##### Material for this exercise #####

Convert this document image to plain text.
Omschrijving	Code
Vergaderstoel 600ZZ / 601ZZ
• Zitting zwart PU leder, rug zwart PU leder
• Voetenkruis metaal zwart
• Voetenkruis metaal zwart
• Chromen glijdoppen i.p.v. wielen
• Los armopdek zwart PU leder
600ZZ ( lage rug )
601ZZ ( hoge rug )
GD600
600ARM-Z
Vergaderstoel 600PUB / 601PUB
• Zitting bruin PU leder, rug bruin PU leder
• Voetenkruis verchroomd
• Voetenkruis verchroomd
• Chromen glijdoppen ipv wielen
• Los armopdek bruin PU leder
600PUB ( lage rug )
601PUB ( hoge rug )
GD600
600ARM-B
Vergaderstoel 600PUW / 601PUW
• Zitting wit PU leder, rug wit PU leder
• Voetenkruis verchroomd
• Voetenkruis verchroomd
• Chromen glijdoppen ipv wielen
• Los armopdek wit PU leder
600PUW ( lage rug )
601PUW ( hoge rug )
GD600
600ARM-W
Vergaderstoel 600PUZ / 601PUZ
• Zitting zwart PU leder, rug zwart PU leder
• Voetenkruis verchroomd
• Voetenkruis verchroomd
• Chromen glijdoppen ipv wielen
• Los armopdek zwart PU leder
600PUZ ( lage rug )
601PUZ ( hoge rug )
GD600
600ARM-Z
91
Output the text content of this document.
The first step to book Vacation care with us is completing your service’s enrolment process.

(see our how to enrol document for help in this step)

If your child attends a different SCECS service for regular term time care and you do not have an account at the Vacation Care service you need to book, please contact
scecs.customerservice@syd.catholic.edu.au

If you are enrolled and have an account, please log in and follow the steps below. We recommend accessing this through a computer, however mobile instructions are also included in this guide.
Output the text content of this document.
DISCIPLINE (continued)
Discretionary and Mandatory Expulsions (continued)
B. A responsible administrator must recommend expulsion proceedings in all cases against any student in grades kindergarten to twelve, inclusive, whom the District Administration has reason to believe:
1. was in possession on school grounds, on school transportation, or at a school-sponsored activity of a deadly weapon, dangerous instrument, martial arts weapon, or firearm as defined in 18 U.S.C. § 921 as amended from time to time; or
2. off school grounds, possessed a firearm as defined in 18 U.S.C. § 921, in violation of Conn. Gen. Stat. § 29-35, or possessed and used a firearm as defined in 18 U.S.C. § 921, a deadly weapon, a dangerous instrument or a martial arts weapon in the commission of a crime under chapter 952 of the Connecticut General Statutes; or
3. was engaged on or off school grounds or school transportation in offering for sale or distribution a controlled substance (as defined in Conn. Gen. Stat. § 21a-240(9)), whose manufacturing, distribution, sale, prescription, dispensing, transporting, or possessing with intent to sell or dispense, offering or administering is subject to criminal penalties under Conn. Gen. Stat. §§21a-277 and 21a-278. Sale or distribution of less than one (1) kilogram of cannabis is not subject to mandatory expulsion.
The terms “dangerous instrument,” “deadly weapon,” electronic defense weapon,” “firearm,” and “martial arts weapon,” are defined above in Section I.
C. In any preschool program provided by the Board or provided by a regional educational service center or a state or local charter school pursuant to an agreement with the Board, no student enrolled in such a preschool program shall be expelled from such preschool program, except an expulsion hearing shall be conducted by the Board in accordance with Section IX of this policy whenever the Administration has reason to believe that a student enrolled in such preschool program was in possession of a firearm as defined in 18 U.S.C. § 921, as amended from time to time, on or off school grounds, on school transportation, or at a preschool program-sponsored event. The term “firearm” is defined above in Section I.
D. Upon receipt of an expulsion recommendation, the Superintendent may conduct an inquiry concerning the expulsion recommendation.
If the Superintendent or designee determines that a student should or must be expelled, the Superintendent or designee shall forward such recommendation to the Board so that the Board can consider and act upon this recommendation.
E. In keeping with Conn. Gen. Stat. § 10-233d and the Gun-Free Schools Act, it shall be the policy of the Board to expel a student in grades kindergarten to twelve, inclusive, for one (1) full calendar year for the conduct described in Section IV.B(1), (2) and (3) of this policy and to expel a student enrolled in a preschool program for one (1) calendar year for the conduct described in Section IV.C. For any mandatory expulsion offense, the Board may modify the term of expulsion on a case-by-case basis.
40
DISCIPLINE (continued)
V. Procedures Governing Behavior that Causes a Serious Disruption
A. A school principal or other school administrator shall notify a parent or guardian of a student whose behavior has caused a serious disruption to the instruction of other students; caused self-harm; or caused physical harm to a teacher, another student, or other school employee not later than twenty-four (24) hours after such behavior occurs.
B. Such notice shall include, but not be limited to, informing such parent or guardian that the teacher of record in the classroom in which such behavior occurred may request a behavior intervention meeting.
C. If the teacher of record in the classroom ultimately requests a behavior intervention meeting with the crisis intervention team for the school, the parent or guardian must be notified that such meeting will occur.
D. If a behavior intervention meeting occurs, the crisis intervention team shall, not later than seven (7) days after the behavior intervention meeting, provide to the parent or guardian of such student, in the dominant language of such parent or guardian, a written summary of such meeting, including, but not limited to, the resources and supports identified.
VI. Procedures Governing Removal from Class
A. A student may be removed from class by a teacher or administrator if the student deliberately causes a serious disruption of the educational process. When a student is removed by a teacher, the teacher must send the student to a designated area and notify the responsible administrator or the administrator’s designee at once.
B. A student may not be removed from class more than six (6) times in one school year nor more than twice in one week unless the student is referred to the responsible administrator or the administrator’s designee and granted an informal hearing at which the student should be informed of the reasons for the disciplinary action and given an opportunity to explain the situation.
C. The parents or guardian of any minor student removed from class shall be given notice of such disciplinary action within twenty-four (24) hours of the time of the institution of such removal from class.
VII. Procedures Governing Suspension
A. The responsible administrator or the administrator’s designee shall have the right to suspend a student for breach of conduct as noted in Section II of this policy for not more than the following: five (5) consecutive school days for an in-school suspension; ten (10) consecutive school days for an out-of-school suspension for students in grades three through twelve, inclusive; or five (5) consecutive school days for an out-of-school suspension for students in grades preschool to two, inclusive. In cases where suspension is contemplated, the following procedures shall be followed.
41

#####

_Problem_:
Determine how many lines of the data contain the word "given", and reply with that number only.

_Full answer_:
2